Saved entries
+===+

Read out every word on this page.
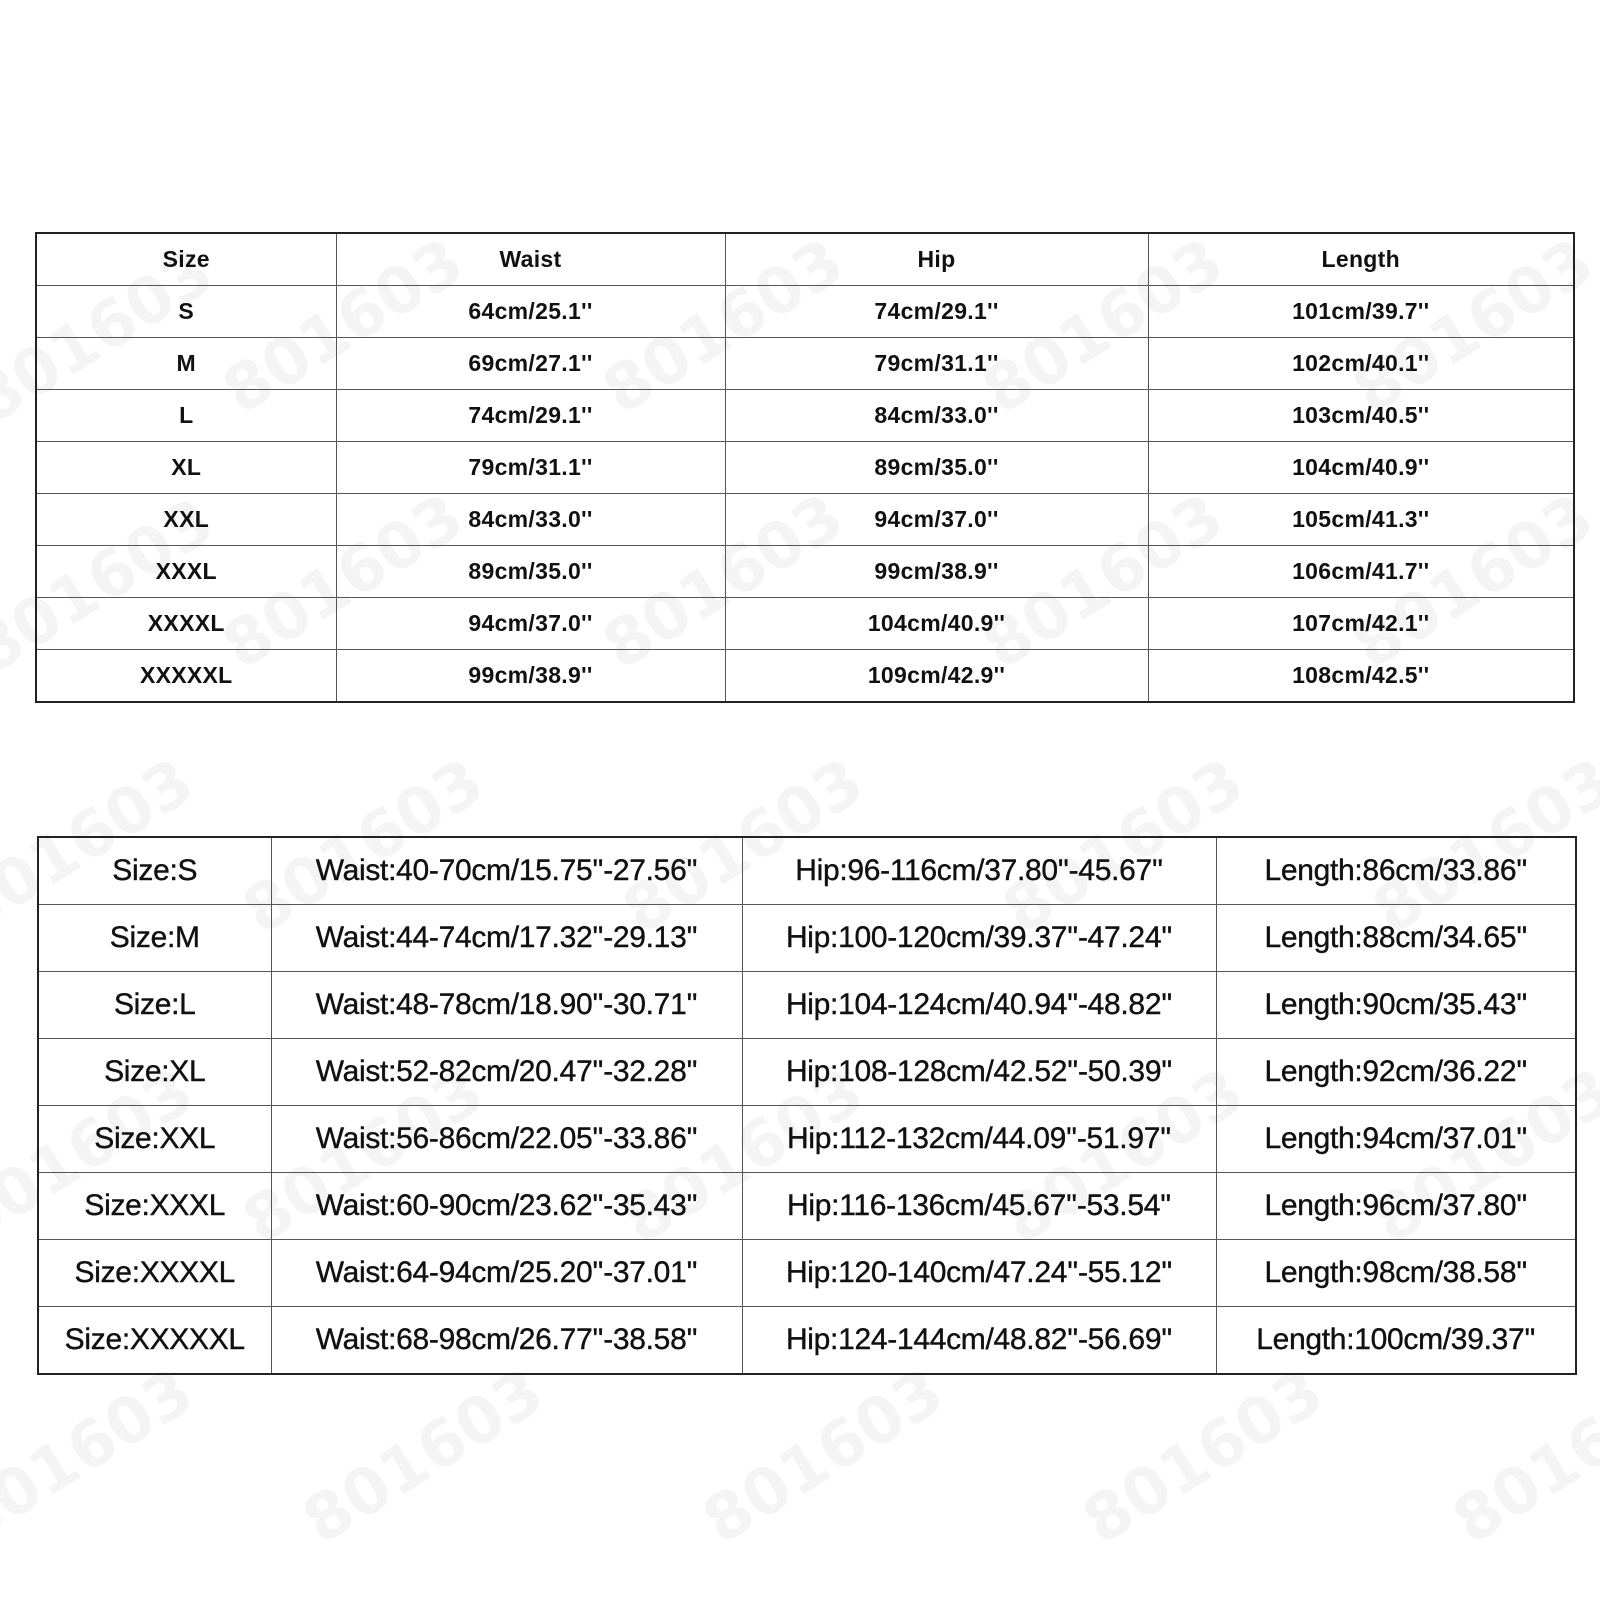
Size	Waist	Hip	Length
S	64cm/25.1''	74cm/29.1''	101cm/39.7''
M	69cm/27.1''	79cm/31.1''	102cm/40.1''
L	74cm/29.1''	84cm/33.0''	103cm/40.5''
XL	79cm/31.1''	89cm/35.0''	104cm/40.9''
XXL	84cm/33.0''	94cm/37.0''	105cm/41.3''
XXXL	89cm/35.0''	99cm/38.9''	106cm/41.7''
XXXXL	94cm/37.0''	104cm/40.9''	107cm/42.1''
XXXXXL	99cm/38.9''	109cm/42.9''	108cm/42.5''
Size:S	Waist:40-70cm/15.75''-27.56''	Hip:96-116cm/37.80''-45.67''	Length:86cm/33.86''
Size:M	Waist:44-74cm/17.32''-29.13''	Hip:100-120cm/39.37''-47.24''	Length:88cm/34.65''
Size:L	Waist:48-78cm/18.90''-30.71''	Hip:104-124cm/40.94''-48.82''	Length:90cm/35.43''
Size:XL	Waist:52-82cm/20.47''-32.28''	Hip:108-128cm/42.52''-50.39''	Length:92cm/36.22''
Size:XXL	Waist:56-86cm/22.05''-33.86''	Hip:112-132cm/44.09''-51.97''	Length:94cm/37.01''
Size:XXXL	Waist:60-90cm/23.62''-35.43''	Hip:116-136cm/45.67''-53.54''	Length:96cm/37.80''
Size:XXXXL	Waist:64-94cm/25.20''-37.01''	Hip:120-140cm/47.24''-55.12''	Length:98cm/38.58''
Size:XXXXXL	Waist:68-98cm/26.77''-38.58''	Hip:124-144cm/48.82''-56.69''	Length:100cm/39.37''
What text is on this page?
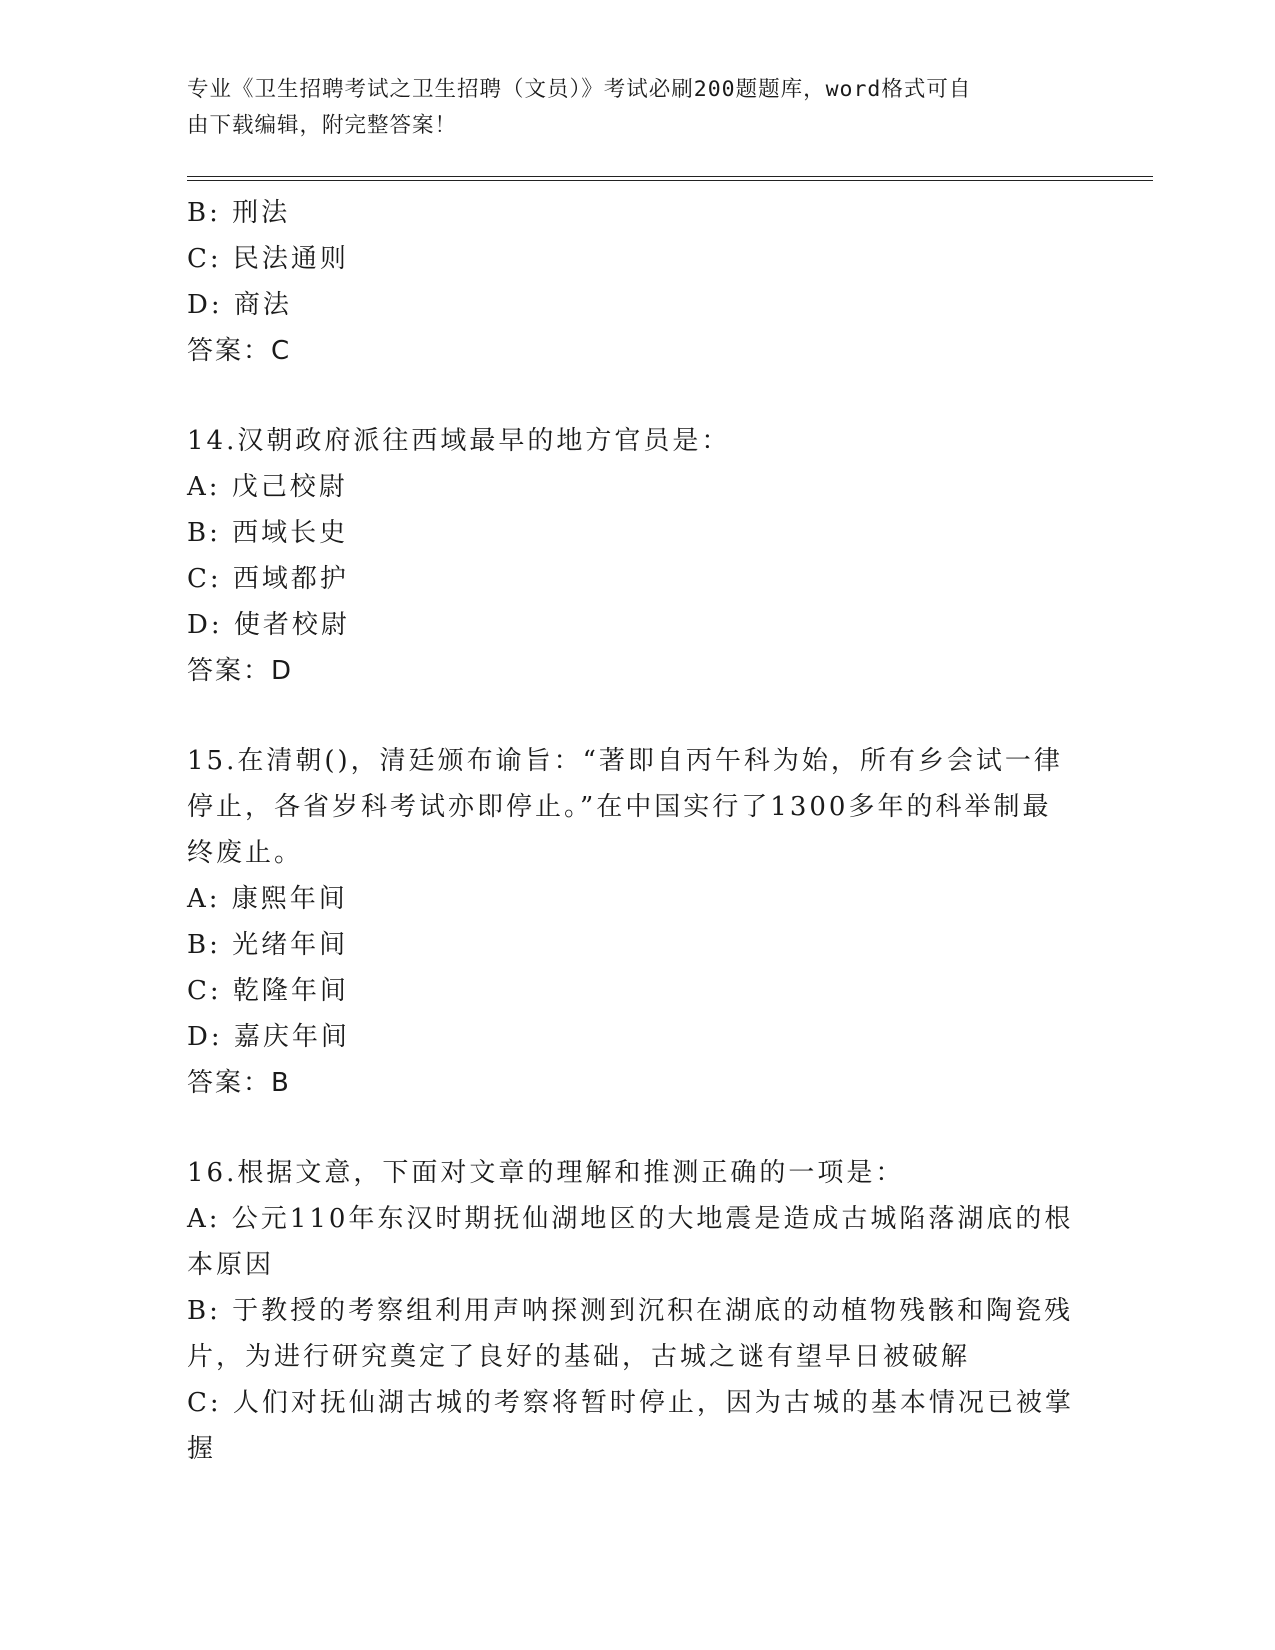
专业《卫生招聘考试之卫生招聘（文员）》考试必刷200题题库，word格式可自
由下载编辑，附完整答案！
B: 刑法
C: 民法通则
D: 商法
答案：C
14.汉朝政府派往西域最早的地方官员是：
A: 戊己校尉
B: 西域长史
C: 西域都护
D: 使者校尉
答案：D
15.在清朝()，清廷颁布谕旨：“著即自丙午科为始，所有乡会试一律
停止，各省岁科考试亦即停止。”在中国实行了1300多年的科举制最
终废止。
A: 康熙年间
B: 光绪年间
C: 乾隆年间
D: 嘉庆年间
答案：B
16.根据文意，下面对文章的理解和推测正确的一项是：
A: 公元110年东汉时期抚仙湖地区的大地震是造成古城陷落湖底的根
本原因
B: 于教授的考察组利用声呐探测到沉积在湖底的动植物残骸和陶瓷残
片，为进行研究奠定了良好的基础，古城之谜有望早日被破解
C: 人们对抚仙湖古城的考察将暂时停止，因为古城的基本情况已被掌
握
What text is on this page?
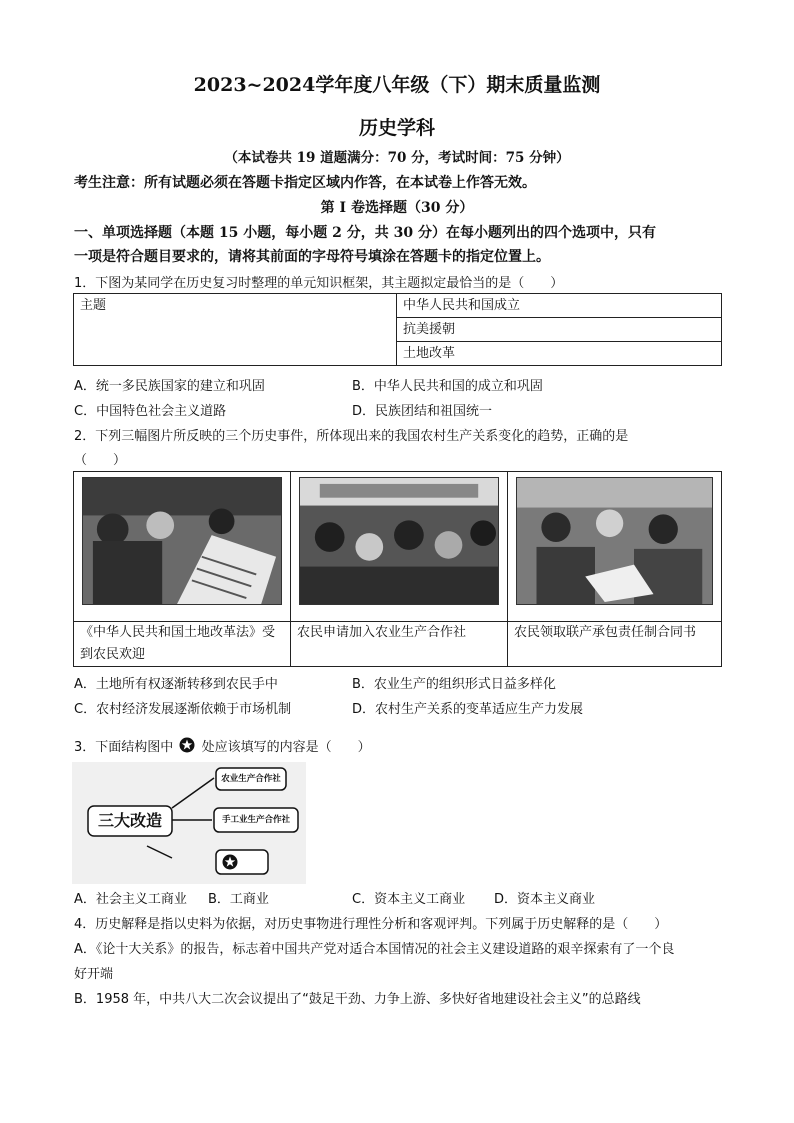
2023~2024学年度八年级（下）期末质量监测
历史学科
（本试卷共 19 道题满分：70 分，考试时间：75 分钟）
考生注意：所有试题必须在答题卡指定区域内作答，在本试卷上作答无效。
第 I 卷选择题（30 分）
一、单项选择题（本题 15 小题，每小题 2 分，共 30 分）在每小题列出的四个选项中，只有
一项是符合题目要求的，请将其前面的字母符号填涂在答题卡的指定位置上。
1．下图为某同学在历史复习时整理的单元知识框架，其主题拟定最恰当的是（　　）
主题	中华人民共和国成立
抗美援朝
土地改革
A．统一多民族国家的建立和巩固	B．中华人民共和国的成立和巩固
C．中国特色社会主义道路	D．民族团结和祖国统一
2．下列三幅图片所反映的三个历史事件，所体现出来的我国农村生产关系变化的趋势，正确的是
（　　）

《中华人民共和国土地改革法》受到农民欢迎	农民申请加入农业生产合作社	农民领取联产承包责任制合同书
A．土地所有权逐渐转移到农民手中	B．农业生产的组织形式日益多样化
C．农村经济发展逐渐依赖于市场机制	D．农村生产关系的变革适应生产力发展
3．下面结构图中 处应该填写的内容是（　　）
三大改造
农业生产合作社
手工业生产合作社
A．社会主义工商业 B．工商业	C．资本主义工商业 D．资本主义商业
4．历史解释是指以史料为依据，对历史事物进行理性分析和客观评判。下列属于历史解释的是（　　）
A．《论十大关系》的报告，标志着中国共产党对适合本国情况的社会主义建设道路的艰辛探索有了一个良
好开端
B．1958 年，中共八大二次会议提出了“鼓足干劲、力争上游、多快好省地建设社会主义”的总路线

+===+

## GOAL
The records shown above are to be repeated exactly, with the pictures left out.

## REPLY TO THE TASK
Read out every word on this page.
Size	Waist	Hip	Length
S	64cm/25.1''	74cm/29.1''	101cm/39.7''
M	69cm/27.1''	79cm/31.1''	102cm/40.1''
L	74cm/29.1''	84cm/33.0''	103cm/40.5''
XL	79cm/31.1''	89cm/35.0''	104cm/40.9''
XXL	84cm/33.0''	94cm/37.0''	105cm/41.3''
XXXL	89cm/35.0''	99cm/38.9''	106cm/41.7''
XXXXL	94cm/37.0''	104cm/40.9''	107cm/42.1''
XXXXXL	99cm/38.9''	109cm/42.9''	108cm/42.5''
Size:S	Waist:40-70cm/15.75''-27.56''	Hip:96-116cm/37.80''-45.67''	Length:86cm/33.86''
Size:M	Waist:44-74cm/17.32''-29.13''	Hip:100-120cm/39.37''-47.24''	Length:88cm/34.65''
Size:L	Waist:48-78cm/18.90''-30.71''	Hip:104-124cm/40.94''-48.82''	Length:90cm/35.43''
Size:XL	Waist:52-82cm/20.47''-32.28''	Hip:108-128cm/42.52''-50.39''	Length:92cm/36.22''
Size:XXL	Waist:56-86cm/22.05''-33.86''	Hip:112-132cm/44.09''-51.97''	Length:94cm/37.01''
Size:XXXL	Waist:60-90cm/23.62''-35.43''	Hip:116-136cm/45.67''-53.54''	Length:96cm/37.80''
Size:XXXXL	Waist:64-94cm/25.20''-37.01''	Hip:120-140cm/47.24''-55.12''	Length:98cm/38.58''
Size:XXXXXL	Waist:68-98cm/26.77''-38.58''	Hip:124-144cm/48.82''-56.69''	Length:100cm/39.37''
What text is on this page?
专业《卫生招聘考试之卫生招聘（文员）》考试必刷200题题库，word格式可自
由下载编辑，附完整答案！
B: 刑法
C: 民法通则
D: 商法
答案：C
14.汉朝政府派往西域最早的地方官员是：
A: 戊己校尉
B: 西域长史
C: 西域都护
D: 使者校尉
答案：D
15.在清朝()，清廷颁布谕旨：“著即自丙午科为始，所有乡会试一律
停止，各省岁科考试亦即停止。”在中国实行了1300多年的科举制最
终废止。
A: 康熙年间
B: 光绪年间
C: 乾隆年间
D: 嘉庆年间
答案：B
16.根据文意，下面对文章的理解和推测正确的一项是：
A: 公元110年东汉时期抚仙湖地区的大地震是造成古城陷落湖底的根
本原因
B: 于教授的考察组利用声呐探测到沉积在湖底的动植物残骸和陶瓷残
片，为进行研究奠定了良好的基础，古城之谜有望早日被破解
C: 人们对抚仙湖古城的考察将暂时停止，因为古城的基本情况已被掌
握
What text is on this page?
2023~2024学年度八年级（下）期末质量监测
历史学科
（本试卷共 19 道题满分：70 分，考试时间：75 分钟）
考生注意：所有试题必须在答题卡指定区域内作答，在本试卷上作答无效。
第 I 卷选择题（30 分）
一、单项选择题（本题 15 小题，每小题 2 分，共 30 分）在每小题列出的四个选项中，只有
一项是符合题目要求的，请将其前面的字母符号填涂在答题卡的指定位置上。
1．下图为某同学在历史复习时整理的单元知识框架，其主题拟定最恰当的是（　　）
主题	中华人民共和国成立
抗美援朝
土地改革
A．统一多民族国家的建立和巩固	B．中华人民共和国的成立和巩固
C．中国特色社会主义道路	D．民族团结和祖国统一
2．下列三幅图片所反映的三个历史事件，所体现出来的我国农村生产关系变化的趋势，正确的是
（　　）

《中华人民共和国土地改革法》受到农民欢迎	农民申请加入农业生产合作社	农民领取联产承包责任制合同书
A．土地所有权逐渐转移到农民手中	B．农业生产的组织形式日益多样化
C．农村经济发展逐渐依赖于市场机制	D．农村生产关系的变革适应生产力发展
3．下面结构图中 处应该填写的内容是（　　）
三大改造
农业生产合作社
手工业生产合作社
A．社会主义工商业 B．工商业	C．资本主义工商业 D．资本主义商业
4．历史解释是指以史料为依据，对历史事物进行理性分析和客观评判。下列属于历史解释的是（　　）
A．《论十大关系》的报告，标志着中国共产党对适合本国情况的社会主义建设道路的艰辛探索有了一个良
好开端
B．1958 年，中共八大二次会议提出了“鼓足干劲、力争上游、多快好省地建设社会主义”的总路线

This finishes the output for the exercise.